(Required work): Nothing before the line containing "Transcribe this image's" belongs in the answer; quote that line and all lines after it through the end of the material, word for word.

== Data supplied ==

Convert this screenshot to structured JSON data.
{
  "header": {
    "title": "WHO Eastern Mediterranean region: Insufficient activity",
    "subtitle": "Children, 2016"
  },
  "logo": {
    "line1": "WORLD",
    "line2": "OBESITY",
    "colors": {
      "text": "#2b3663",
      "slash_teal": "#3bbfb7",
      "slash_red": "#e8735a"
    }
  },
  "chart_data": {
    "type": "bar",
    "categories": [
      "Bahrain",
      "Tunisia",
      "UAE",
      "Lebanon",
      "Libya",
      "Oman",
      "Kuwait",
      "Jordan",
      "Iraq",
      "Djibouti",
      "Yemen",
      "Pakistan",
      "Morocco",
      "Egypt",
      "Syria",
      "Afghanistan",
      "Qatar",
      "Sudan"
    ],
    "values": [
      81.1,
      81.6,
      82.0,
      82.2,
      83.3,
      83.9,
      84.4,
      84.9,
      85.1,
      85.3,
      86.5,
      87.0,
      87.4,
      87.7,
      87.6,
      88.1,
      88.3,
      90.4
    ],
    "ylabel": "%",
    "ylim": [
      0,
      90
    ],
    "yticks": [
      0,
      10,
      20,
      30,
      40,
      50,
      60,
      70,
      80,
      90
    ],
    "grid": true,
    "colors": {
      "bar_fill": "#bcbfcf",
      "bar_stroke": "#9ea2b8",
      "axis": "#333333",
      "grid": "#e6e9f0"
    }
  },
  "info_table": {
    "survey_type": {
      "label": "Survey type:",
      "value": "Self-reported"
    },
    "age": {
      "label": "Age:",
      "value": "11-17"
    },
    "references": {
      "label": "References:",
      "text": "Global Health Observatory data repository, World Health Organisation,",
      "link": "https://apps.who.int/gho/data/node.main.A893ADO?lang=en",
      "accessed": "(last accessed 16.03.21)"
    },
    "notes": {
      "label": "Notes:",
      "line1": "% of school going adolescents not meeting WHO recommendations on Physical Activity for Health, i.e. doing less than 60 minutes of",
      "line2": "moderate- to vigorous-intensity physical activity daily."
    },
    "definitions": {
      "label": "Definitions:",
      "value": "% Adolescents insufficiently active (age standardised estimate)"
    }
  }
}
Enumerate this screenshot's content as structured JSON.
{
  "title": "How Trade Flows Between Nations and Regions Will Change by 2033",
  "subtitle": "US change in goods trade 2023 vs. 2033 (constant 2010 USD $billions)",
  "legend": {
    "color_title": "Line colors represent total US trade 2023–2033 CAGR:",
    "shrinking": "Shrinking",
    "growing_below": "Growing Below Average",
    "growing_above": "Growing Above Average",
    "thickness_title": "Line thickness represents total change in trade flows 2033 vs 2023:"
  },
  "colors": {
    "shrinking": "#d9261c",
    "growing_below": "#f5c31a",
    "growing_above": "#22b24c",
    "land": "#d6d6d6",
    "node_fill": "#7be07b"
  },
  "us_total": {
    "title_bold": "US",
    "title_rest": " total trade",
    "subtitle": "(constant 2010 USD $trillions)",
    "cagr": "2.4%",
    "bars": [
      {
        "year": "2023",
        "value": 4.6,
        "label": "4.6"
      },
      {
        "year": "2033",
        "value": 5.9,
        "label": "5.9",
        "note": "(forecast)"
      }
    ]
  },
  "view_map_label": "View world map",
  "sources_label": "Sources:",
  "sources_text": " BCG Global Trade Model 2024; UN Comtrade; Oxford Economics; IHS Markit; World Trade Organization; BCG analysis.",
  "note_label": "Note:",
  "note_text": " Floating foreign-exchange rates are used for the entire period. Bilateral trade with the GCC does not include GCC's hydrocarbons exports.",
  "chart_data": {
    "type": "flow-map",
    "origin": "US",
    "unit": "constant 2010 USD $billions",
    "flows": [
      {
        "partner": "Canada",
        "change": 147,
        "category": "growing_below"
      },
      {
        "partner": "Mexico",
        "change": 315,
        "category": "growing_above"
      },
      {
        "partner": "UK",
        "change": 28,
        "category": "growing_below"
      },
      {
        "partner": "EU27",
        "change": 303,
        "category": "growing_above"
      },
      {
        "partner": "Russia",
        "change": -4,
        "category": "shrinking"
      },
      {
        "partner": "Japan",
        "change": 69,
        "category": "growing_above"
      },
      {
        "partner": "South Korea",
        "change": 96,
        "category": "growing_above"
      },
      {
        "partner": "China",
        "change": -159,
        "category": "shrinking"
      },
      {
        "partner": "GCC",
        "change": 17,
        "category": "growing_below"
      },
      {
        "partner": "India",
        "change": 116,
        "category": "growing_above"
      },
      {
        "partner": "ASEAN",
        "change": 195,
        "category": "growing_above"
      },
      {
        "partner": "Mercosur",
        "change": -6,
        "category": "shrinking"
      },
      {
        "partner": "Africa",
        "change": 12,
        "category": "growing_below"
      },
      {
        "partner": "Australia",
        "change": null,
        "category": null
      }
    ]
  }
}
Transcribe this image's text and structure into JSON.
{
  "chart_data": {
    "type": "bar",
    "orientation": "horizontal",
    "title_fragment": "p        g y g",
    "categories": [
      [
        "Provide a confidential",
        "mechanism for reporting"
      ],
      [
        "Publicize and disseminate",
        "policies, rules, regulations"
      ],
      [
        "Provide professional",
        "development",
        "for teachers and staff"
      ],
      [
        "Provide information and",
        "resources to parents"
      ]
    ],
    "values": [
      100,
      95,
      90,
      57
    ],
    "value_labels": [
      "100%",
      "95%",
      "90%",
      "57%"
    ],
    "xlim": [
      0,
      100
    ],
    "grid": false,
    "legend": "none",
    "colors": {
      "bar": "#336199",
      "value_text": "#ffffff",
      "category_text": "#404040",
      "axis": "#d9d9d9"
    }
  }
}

===

(Result):
Transcribe this image's text and structure into JSON.
{
  "chart_data": {
    "type": "bar",
    "orientation": "horizontal",
    "title_fragment": "p        g y g",
    "categories": [
      [
        "Provide a confidential",
        "mechanism for reporting"
      ],
      [
        "Publicize and disseminate",
        "policies, rules, regulations"
      ],
      [
        "Provide professional",
        "development",
        "for teachers and staff"
      ],
      [
        "Provide information and",
        "resources to parents"
      ]
    ],
    "values": [
      100,
      95,
      90,
      57
    ],
    "value_labels": [
      "100%",
      "95%",
      "90%",
      "57%"
    ],
    "xlim": [
      0,
      100
    ],
    "grid": false,
    "legend": "none",
    "colors": {
      "bar": "#336199",
      "value_text": "#ffffff",
      "category_text": "#404040",
      "axis": "#d9d9d9"
    }
  }
}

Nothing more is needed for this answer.